_INSTRUCTIONS TO FOLLOW_
Keep the images out and copy every entry below exactly.

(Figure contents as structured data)
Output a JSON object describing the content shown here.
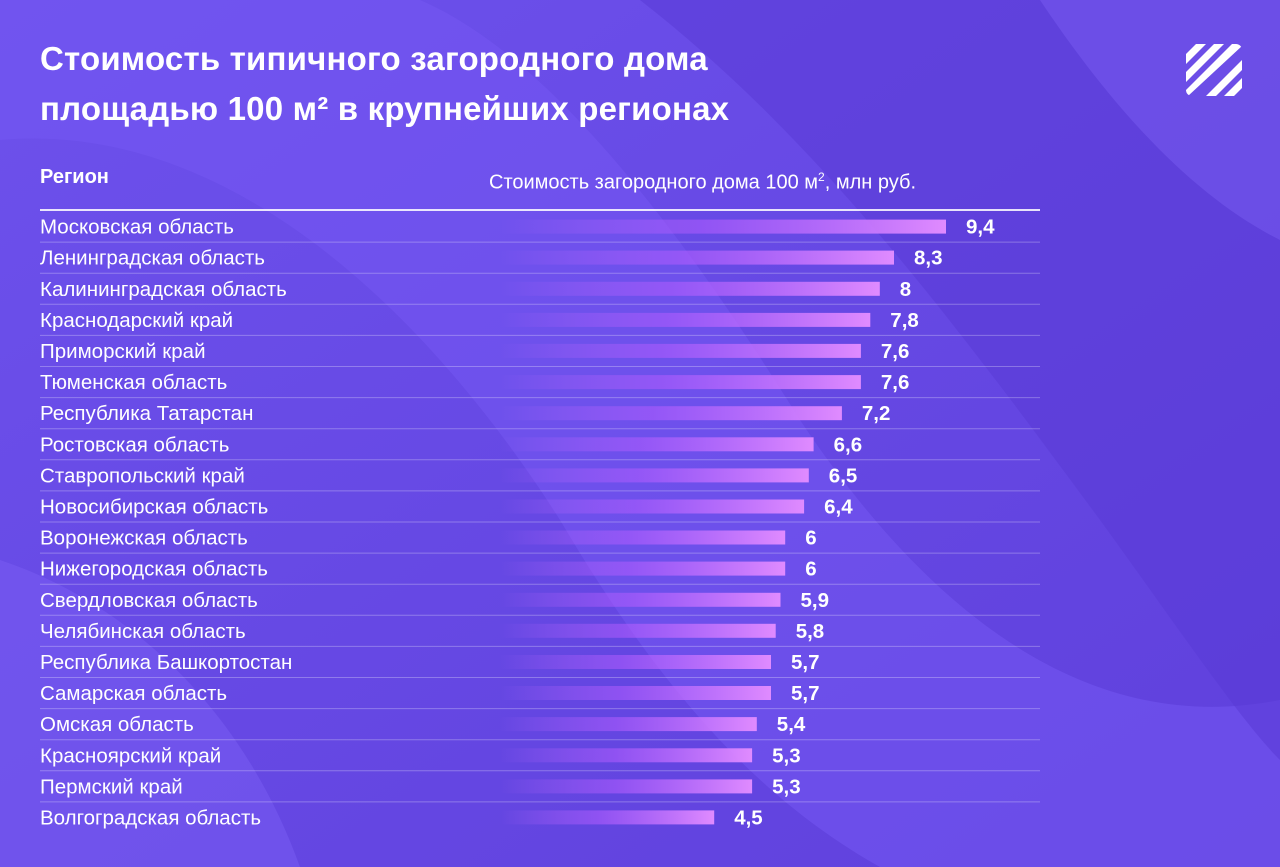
{
  "title_line1": "Стоимость типичного загородного дома",
  "title_line2": "площадью 100 м² в крупнейших регионах",
  "logo_icon": "striped-square-logo-icon",
  "colors": {
    "background": "#6a4de8",
    "bar_end": "#d77dff",
    "text": "#ffffff"
  },
  "chart_data": {
    "type": "bar",
    "orientation": "horizontal",
    "title": "Стоимость типичного загородного дома площадью 100 м² в крупнейших регионах",
    "col_region": "Регион",
    "col_value_main": "Стоимость загородного дома 100 м",
    "col_value_sup": "2",
    "col_value_tail": ", млн руб.",
    "categories": [
      "Московская область",
      "Ленинградская область",
      "Калининградская область",
      "Краснодарский край",
      "Приморский край",
      "Тюменская область",
      "Республика Татарстан",
      "Ростовская область",
      "Ставропольский край",
      "Новосибирская область",
      "Воронежская область",
      "Нижегородская область",
      "Свердловская область",
      "Челябинская область",
      "Республика Башкортостан",
      "Самарская область",
      "Омская область",
      "Красноярский край",
      "Пермский край",
      "Волгоградская область"
    ],
    "values": [
      9.4,
      8.3,
      8,
      7.8,
      7.6,
      7.6,
      7.2,
      6.6,
      6.5,
      6.4,
      6,
      6,
      5.9,
      5.8,
      5.7,
      5.7,
      5.4,
      5.3,
      5.3,
      4.5
    ],
    "value_labels": [
      "9,4",
      "8,3",
      "8",
      "7,8",
      "7,6",
      "7,6",
      "7,2",
      "6,6",
      "6,5",
      "6,4",
      "6",
      "6",
      "5,9",
      "5,8",
      "5,7",
      "5,7",
      "5,4",
      "5,3",
      "5,3",
      "4,5"
    ],
    "unit": "млн руб."
  }
}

_FULL ANSWER_
Output a JSON object describing the content shown here.
{
  "title_line1": "Стоимость типичного загородного дома",
  "title_line2": "площадью 100 м² в крупнейших регионах",
  "logo_icon": "striped-square-logo-icon",
  "colors": {
    "background": "#6a4de8",
    "bar_end": "#d77dff",
    "text": "#ffffff"
  },
  "chart_data": {
    "type": "bar",
    "orientation": "horizontal",
    "title": "Стоимость типичного загородного дома площадью 100 м² в крупнейших регионах",
    "col_region": "Регион",
    "col_value_main": "Стоимость загородного дома 100 м",
    "col_value_sup": "2",
    "col_value_tail": ", млн руб.",
    "categories": [
      "Московская область",
      "Ленинградская область",
      "Калининградская область",
      "Краснодарский край",
      "Приморский край",
      "Тюменская область",
      "Республика Татарстан",
      "Ростовская область",
      "Ставропольский край",
      "Новосибирская область",
      "Воронежская область",
      "Нижегородская область",
      "Свердловская область",
      "Челябинская область",
      "Республика Башкортостан",
      "Самарская область",
      "Омская область",
      "Красноярский край",
      "Пермский край",
      "Волгоградская область"
    ],
    "values": [
      9.4,
      8.3,
      8,
      7.8,
      7.6,
      7.6,
      7.2,
      6.6,
      6.5,
      6.4,
      6,
      6,
      5.9,
      5.8,
      5.7,
      5.7,
      5.4,
      5.3,
      5.3,
      4.5
    ],
    "value_labels": [
      "9,4",
      "8,3",
      "8",
      "7,8",
      "7,6",
      "7,6",
      "7,2",
      "6,6",
      "6,5",
      "6,4",
      "6",
      "6",
      "5,9",
      "5,8",
      "5,7",
      "5,7",
      "5,4",
      "5,3",
      "5,3",
      "4,5"
    ],
    "unit": "млн руб."
  }
}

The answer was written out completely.